» **Written problem**
Count the lines below that contain the word "gesture" and give only that number.

— start of Entries supplied —

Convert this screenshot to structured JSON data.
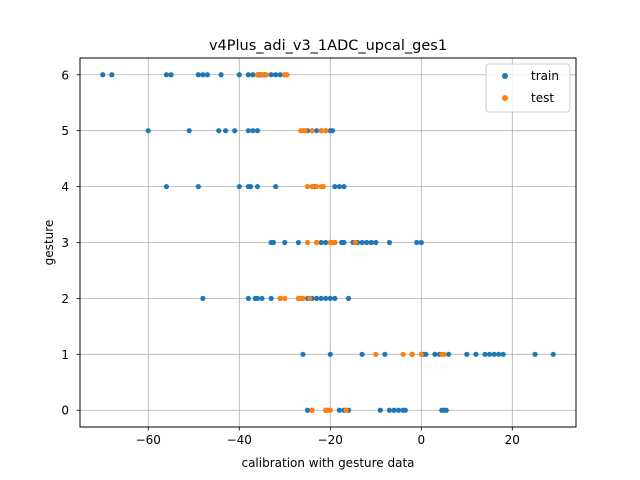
{
  "chart_data": {
    "type": "scatter",
    "title": "v4Plus_adi_v3_1ADC_upcal_ges1",
    "xlabel": "calibration with gesture data",
    "ylabel": "gesture",
    "xlim": [
      -75,
      34
    ],
    "ylim": [
      -0.3,
      6.3
    ],
    "xticks": [
      -60,
      -40,
      -20,
      0,
      20
    ],
    "xtick_labels": [
      "−60",
      "−40",
      "−20",
      "0",
      "20"
    ],
    "yticks": [
      0,
      1,
      2,
      3,
      4,
      5,
      6
    ],
    "ytick_labels": [
      "0",
      "1",
      "2",
      "3",
      "4",
      "5",
      "6"
    ],
    "grid": true,
    "legend_position": "top-right",
    "series": [
      {
        "name": "train",
        "color": "#1f77b4",
        "points": [
          [
            -70,
            6
          ],
          [
            -68,
            6
          ],
          [
            -56,
            6
          ],
          [
            -55,
            6
          ],
          [
            -49,
            6
          ],
          [
            -48,
            6
          ],
          [
            -47,
            6
          ],
          [
            -44,
            6
          ],
          [
            -40,
            6
          ],
          [
            -38,
            6
          ],
          [
            -37,
            6
          ],
          [
            -36,
            6
          ],
          [
            -35.5,
            6
          ],
          [
            -35,
            6
          ],
          [
            -34.5,
            6
          ],
          [
            -33,
            6
          ],
          [
            -32,
            6
          ],
          [
            -31,
            6
          ],
          [
            -30,
            6
          ],
          [
            -60,
            5
          ],
          [
            -51,
            5
          ],
          [
            -44.5,
            5
          ],
          [
            -43,
            5
          ],
          [
            -41,
            5
          ],
          [
            -38,
            5
          ],
          [
            -37,
            5
          ],
          [
            -36,
            5
          ],
          [
            -25,
            5
          ],
          [
            -24,
            5
          ],
          [
            -23,
            5
          ],
          [
            -22,
            5
          ],
          [
            -21,
            5
          ],
          [
            -20,
            5
          ],
          [
            -19.5,
            5
          ],
          [
            -56,
            4
          ],
          [
            -49,
            4
          ],
          [
            -40,
            4
          ],
          [
            -38,
            4
          ],
          [
            -37.5,
            4
          ],
          [
            -36,
            4
          ],
          [
            -32,
            4
          ],
          [
            -23.5,
            4
          ],
          [
            -19,
            4
          ],
          [
            -18,
            4
          ],
          [
            -17,
            4
          ],
          [
            -33,
            3
          ],
          [
            -32.5,
            3
          ],
          [
            -30,
            3
          ],
          [
            -27,
            3
          ],
          [
            -23,
            3
          ],
          [
            -22,
            3
          ],
          [
            -21,
            3
          ],
          [
            -19,
            3
          ],
          [
            -17.5,
            3
          ],
          [
            -17,
            3
          ],
          [
            -15,
            3
          ],
          [
            -14,
            3
          ],
          [
            -13,
            3
          ],
          [
            -12,
            3
          ],
          [
            -11,
            3
          ],
          [
            -10,
            3
          ],
          [
            -7,
            3
          ],
          [
            -1,
            3
          ],
          [
            0,
            3
          ],
          [
            -48,
            2
          ],
          [
            -38,
            2
          ],
          [
            -36.5,
            2
          ],
          [
            -36,
            2
          ],
          [
            -35,
            2
          ],
          [
            -33,
            2
          ],
          [
            -31,
            2
          ],
          [
            -27,
            2
          ],
          [
            -25,
            2
          ],
          [
            -24,
            2
          ],
          [
            -23,
            2
          ],
          [
            -22,
            2
          ],
          [
            -21,
            2
          ],
          [
            -20,
            2
          ],
          [
            -19,
            2
          ],
          [
            -16,
            2
          ],
          [
            -26,
            1
          ],
          [
            -20,
            1
          ],
          [
            -13,
            1
          ],
          [
            -8,
            1
          ],
          [
            -2,
            1
          ],
          [
            0.5,
            1
          ],
          [
            1,
            1
          ],
          [
            3,
            1
          ],
          [
            4,
            1
          ],
          [
            6,
            1
          ],
          [
            10,
            1
          ],
          [
            12,
            1
          ],
          [
            14,
            1
          ],
          [
            15,
            1
          ],
          [
            16,
            1
          ],
          [
            17,
            1
          ],
          [
            18,
            1
          ],
          [
            25,
            1
          ],
          [
            29,
            1
          ],
          [
            -25,
            0
          ],
          [
            -24,
            0
          ],
          [
            -21,
            0
          ],
          [
            -18,
            0
          ],
          [
            -17,
            0
          ],
          [
            -16,
            0
          ],
          [
            -9,
            0
          ],
          [
            -7,
            0
          ],
          [
            -6,
            0
          ],
          [
            -5,
            0
          ],
          [
            -4,
            0
          ],
          [
            -3.5,
            0
          ],
          [
            4.5,
            0
          ],
          [
            5,
            0
          ],
          [
            5.5,
            0
          ]
        ]
      },
      {
        "name": "test",
        "color": "#ff7f0e",
        "points": [
          [
            -36,
            6
          ],
          [
            -35,
            6
          ],
          [
            -34,
            6
          ],
          [
            -30,
            6
          ],
          [
            -29.5,
            6
          ],
          [
            -26.5,
            5
          ],
          [
            -26,
            5
          ],
          [
            -25.5,
            5
          ],
          [
            -24,
            5
          ],
          [
            -22,
            5
          ],
          [
            -21,
            5
          ],
          [
            -25,
            4
          ],
          [
            -24,
            4
          ],
          [
            -23,
            4
          ],
          [
            -22,
            4
          ],
          [
            -21.5,
            4
          ],
          [
            -25,
            3
          ],
          [
            -23,
            3
          ],
          [
            -20,
            3
          ],
          [
            -19.5,
            3
          ],
          [
            -19,
            3
          ],
          [
            -14.5,
            3
          ],
          [
            -31,
            2
          ],
          [
            -30,
            2
          ],
          [
            -27,
            2
          ],
          [
            -26.5,
            2
          ],
          [
            -26,
            2
          ],
          [
            -24.5,
            2
          ],
          [
            -10,
            1
          ],
          [
            -4,
            1
          ],
          [
            -2,
            1
          ],
          [
            0,
            1
          ],
          [
            4.5,
            1
          ],
          [
            5,
            1
          ],
          [
            -24,
            0
          ],
          [
            -21,
            0
          ],
          [
            -20.5,
            0
          ],
          [
            -20,
            0
          ],
          [
            -16.5,
            0
          ]
        ]
      }
    ]
  }
}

— end of Entries supplied —

» **Response**
2